■ Try it
Leave out the pictures and repeat the entries below verbatim.

(Dataset records of document pages)

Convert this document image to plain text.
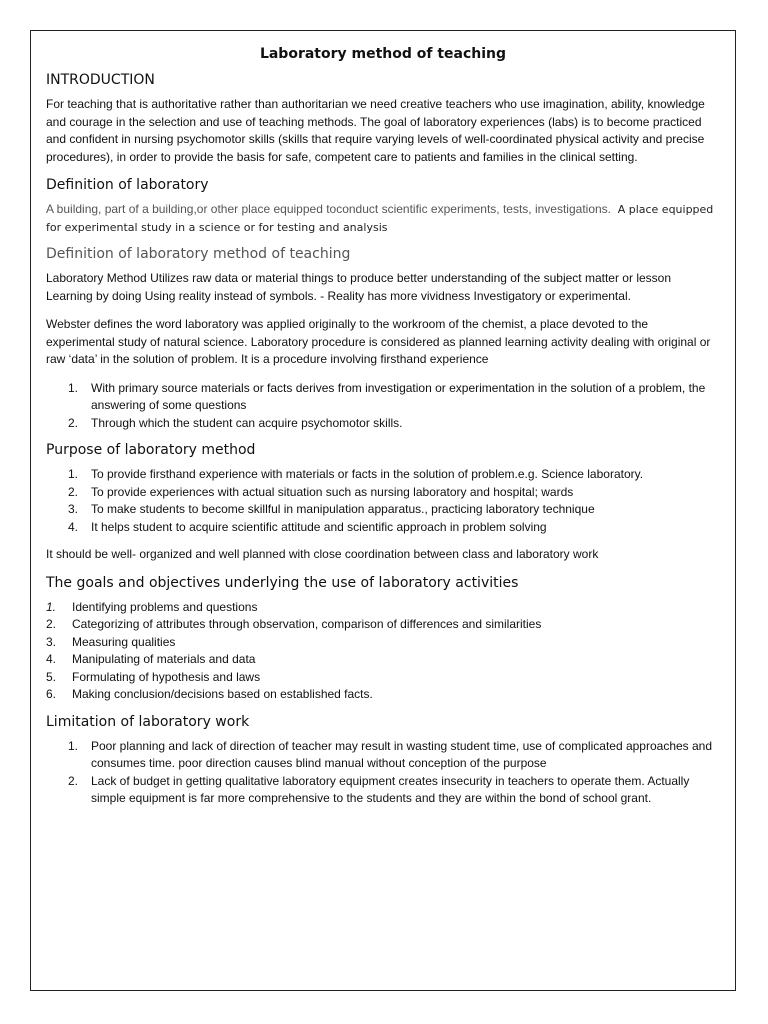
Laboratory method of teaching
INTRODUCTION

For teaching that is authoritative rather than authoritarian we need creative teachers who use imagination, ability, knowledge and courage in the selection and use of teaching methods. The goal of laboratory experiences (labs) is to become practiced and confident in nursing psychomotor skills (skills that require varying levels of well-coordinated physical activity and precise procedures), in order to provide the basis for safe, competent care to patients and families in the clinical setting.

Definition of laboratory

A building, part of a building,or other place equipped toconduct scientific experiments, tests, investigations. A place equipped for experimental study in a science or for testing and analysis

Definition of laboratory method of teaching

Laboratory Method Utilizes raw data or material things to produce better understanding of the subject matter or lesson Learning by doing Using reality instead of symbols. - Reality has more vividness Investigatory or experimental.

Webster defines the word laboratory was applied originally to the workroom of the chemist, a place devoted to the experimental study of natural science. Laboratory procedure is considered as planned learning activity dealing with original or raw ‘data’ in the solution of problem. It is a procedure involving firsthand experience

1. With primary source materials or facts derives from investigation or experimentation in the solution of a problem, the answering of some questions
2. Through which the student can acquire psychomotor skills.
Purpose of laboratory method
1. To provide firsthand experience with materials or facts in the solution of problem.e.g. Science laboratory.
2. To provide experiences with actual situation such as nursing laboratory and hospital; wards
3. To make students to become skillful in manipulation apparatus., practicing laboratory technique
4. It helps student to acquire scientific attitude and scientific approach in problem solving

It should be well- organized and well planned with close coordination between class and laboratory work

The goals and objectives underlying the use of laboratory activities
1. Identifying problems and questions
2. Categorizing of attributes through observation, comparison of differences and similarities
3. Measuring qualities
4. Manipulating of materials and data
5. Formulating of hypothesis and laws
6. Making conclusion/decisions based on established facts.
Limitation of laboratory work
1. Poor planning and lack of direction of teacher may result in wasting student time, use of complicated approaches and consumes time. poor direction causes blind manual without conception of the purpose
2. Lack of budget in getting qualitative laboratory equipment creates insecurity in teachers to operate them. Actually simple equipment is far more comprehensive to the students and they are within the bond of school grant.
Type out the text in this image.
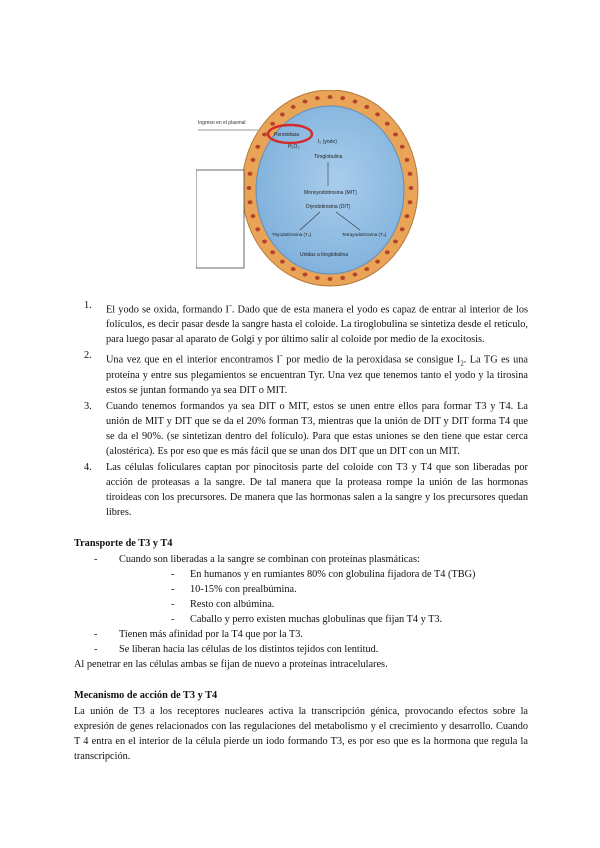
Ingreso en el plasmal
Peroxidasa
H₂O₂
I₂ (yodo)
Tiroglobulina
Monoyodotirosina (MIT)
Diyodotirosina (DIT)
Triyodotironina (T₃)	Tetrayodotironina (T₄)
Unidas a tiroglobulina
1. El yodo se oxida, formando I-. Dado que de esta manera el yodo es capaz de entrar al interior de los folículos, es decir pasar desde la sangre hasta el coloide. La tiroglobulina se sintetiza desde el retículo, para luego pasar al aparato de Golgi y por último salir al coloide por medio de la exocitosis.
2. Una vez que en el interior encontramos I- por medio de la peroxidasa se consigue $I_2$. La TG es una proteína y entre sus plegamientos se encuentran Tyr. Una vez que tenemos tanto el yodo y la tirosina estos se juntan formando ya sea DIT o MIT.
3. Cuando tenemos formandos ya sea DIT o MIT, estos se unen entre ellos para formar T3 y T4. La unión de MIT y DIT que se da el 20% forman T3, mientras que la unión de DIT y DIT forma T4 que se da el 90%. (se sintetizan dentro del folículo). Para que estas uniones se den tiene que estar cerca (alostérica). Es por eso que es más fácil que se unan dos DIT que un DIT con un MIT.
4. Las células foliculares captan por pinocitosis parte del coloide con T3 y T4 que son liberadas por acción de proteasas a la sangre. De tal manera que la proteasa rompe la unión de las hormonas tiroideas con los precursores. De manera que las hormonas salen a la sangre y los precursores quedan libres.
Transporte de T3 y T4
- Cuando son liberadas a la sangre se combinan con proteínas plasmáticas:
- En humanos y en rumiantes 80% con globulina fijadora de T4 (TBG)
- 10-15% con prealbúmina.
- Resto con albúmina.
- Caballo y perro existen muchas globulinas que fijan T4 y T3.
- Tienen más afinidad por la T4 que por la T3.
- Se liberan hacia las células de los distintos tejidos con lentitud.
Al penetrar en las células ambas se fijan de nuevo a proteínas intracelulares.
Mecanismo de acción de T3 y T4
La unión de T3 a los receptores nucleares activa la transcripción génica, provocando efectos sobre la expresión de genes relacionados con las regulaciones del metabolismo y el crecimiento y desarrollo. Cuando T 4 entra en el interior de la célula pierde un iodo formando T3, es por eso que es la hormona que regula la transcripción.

■ Answer area
Convert this document image to plain text.
Laboratory method of teaching
INTRODUCTION

For teaching that is authoritative rather than authoritarian we need creative teachers who use imagination, ability, knowledge and courage in the selection and use of teaching methods. The goal of laboratory experiences (labs) is to become practiced and confident in nursing psychomotor skills (skills that require varying levels of well-coordinated physical activity and precise procedures), in order to provide the basis for safe, competent care to patients and families in the clinical setting.

Definition of laboratory

A building, part of a building,or other place equipped toconduct scientific experiments, tests, investigations. A place equipped for experimental study in a science or for testing and analysis

Definition of laboratory method of teaching

Laboratory Method Utilizes raw data or material things to produce better understanding of the subject matter or lesson Learning by doing Using reality instead of symbols. - Reality has more vividness Investigatory or experimental.

Webster defines the word laboratory was applied originally to the workroom of the chemist, a place devoted to the experimental study of natural science. Laboratory procedure is considered as planned learning activity dealing with original or raw ‘data’ in the solution of problem. It is a procedure involving firsthand experience

1. With primary source materials or facts derives from investigation or experimentation in the solution of a problem, the answering of some questions
2. Through which the student can acquire psychomotor skills.
Purpose of laboratory method
1. To provide firsthand experience with materials or facts in the solution of problem.e.g. Science laboratory.
2. To provide experiences with actual situation such as nursing laboratory and hospital; wards
3. To make students to become skillful in manipulation apparatus., practicing laboratory technique
4. It helps student to acquire scientific attitude and scientific approach in problem solving

It should be well- organized and well planned with close coordination between class and laboratory work

The goals and objectives underlying the use of laboratory activities
1. Identifying problems and questions
2. Categorizing of attributes through observation, comparison of differences and similarities
3. Measuring qualities
4. Manipulating of materials and data
5. Formulating of hypothesis and laws
6. Making conclusion/decisions based on established facts.
Limitation of laboratory work
1. Poor planning and lack of direction of teacher may result in wasting student time, use of complicated approaches and consumes time. poor direction causes blind manual without conception of the purpose
2. Lack of budget in getting qualitative laboratory equipment creates insecurity in teachers to operate them. Actually simple equipment is far more comprehensive to the students and they are within the bond of school grant.
Type out the text in this image.
Ingreso en el plasmal
Peroxidasa
H₂O₂
I₂ (yodo)
Tiroglobulina
Monoyodotirosina (MIT)
Diyodotirosina (DIT)
Triyodotironina (T₃)	Tetrayodotironina (T₄)
Unidas a tiroglobulina
1. El yodo se oxida, formando I-. Dado que de esta manera el yodo es capaz de entrar al interior de los folículos, es decir pasar desde la sangre hasta el coloide. La tiroglobulina se sintetiza desde el retículo, para luego pasar al aparato de Golgi y por último salir al coloide por medio de la exocitosis.
2. Una vez que en el interior encontramos I- por medio de la peroxidasa se consigue $I_2$. La TG es una proteína y entre sus plegamientos se encuentran Tyr. Una vez que tenemos tanto el yodo y la tirosina estos se juntan formando ya sea DIT o MIT.
3. Cuando tenemos formandos ya sea DIT o MIT, estos se unen entre ellos para formar T3 y T4. La unión de MIT y DIT que se da el 20% forman T3, mientras que la unión de DIT y DIT forma T4 que se da el 90%. (se sintetizan dentro del folículo). Para que estas uniones se den tiene que estar cerca (alostérica). Es por eso que es más fácil que se unan dos DIT que un DIT con un MIT.
4. Las células foliculares captan por pinocitosis parte del coloide con T3 y T4 que son liberadas por acción de proteasas a la sangre. De tal manera que la proteasa rompe la unión de las hormonas tiroideas con los precursores. De manera que las hormonas salen a la sangre y los precursores quedan libres.
Transporte de T3 y T4
- Cuando son liberadas a la sangre se combinan con proteínas plasmáticas:
- En humanos y en rumiantes 80% con globulina fijadora de T4 (TBG)
- 10-15% con prealbúmina.
- Resto con albúmina.
- Caballo y perro existen muchas globulinas que fijan T4 y T3.
- Tienen más afinidad por la T4 que por la T3.
- Se liberan hacia las células de los distintos tejidos con lentitud.
Al penetrar en las células ambas se fijan de nuevo a proteínas intracelulares.
Mecanismo de acción de T3 y T4
La unión de T3 a los receptores nucleares activa la transcripción génica, provocando efectos sobre la expresión de genes relacionados con las regulaciones del metabolismo y el crecimiento y desarrollo. Cuando T 4 entra en el interior de la célula pierde un iodo formando T3, es por eso que es la hormona que regula la transcripción.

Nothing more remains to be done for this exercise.